▶ **PROBLEM DESCRIPTION**: Extract all lines from the data beneath that include the word "smoked".

▶ **EXTRACTED MATERIAL**:
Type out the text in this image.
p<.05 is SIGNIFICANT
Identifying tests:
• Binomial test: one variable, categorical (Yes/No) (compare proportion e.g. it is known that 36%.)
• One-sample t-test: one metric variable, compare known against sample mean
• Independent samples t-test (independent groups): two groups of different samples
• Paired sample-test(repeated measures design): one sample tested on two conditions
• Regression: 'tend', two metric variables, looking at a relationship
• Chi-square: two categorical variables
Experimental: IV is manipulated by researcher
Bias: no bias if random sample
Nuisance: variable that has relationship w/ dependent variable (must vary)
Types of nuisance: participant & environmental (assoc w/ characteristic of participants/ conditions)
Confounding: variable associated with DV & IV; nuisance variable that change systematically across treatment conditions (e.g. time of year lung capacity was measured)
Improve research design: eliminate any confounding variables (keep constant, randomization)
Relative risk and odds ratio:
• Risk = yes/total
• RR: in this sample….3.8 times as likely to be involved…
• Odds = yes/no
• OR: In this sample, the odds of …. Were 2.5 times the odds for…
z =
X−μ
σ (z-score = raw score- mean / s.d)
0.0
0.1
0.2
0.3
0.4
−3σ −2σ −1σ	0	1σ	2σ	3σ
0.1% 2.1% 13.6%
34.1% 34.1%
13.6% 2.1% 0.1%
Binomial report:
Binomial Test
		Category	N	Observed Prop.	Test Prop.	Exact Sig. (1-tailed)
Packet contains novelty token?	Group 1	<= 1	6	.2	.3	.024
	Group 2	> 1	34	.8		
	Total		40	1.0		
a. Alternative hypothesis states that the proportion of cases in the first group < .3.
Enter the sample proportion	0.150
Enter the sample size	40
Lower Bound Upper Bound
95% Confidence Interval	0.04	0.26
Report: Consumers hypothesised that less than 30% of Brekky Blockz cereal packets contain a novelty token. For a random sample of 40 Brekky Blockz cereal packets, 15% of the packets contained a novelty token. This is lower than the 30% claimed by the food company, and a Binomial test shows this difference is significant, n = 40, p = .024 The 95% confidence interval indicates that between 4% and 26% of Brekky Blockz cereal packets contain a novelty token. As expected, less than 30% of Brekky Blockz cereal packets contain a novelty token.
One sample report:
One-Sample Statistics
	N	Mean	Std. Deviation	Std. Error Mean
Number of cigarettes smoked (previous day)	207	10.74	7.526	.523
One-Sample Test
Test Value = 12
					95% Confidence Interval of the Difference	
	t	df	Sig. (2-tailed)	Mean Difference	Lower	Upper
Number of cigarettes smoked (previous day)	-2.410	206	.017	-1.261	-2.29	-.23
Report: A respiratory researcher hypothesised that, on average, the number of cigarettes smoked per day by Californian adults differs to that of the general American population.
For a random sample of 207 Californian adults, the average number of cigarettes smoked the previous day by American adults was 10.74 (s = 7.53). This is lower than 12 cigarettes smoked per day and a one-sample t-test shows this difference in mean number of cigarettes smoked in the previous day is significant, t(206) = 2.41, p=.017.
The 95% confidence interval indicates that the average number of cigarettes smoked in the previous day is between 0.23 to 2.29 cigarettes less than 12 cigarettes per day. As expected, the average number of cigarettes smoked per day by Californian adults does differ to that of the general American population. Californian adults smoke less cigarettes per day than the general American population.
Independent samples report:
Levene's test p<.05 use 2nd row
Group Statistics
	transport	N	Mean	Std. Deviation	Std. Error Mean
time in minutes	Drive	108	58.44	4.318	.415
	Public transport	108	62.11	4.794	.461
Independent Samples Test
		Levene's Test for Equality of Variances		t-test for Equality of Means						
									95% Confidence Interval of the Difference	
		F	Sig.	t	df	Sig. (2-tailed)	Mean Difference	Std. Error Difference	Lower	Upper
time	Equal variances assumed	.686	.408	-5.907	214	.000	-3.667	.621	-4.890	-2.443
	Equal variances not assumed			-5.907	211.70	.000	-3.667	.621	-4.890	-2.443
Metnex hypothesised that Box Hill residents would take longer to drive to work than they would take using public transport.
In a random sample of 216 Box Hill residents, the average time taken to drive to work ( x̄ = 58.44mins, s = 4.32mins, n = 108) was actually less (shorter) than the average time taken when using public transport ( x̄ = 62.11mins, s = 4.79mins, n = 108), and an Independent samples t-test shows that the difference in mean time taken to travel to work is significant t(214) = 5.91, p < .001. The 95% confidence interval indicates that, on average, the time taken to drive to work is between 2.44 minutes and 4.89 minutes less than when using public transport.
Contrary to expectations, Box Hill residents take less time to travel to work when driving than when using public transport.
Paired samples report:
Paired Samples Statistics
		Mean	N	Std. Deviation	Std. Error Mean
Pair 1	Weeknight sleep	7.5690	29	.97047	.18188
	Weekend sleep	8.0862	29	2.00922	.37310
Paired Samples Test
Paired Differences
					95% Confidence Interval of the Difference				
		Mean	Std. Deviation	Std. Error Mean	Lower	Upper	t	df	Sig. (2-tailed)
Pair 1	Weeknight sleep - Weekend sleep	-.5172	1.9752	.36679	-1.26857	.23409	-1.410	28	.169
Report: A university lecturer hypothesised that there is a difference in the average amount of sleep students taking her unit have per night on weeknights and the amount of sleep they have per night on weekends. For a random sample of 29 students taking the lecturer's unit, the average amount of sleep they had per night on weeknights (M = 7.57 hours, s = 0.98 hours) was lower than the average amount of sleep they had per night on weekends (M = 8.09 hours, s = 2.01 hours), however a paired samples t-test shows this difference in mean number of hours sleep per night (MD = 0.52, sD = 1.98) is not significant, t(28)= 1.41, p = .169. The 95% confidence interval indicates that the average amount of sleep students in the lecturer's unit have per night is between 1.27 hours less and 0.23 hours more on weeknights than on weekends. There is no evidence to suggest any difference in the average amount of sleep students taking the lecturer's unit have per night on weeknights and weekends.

▶ **SOLVED PROBLEM**:
Number of cigarettes smoked (previous day)	207	10.74	7.526	.523
Number of cigarettes smoked (previous day)	-2.410	206	.017	-1.261	-2.29	-.23
Report: A respiratory researcher hypothesised that, on average, the number of cigarettes smoked per day by Californian adults differs to that of the general American population.
For a random sample of 207 Californian adults, the average number of cigarettes smoked the previous day by American adults was 10.74 (s = 7.53). This is lower than 12 cigarettes smoked per day and a one-sample t-test shows this difference in mean number of cigarettes smoked in the previous day is significant, t(206) = 2.41, p=.017.
The 95% confidence interval indicates that the average number of cigarettes smoked in the previous day is between 0.23 to 2.29 cigarettes less than 12 cigarettes per day. As expected, the average number of cigarettes smoked per day by Californian adults does differ to that of the general American population. Californian adults smoke less cigarettes per day than the general American population.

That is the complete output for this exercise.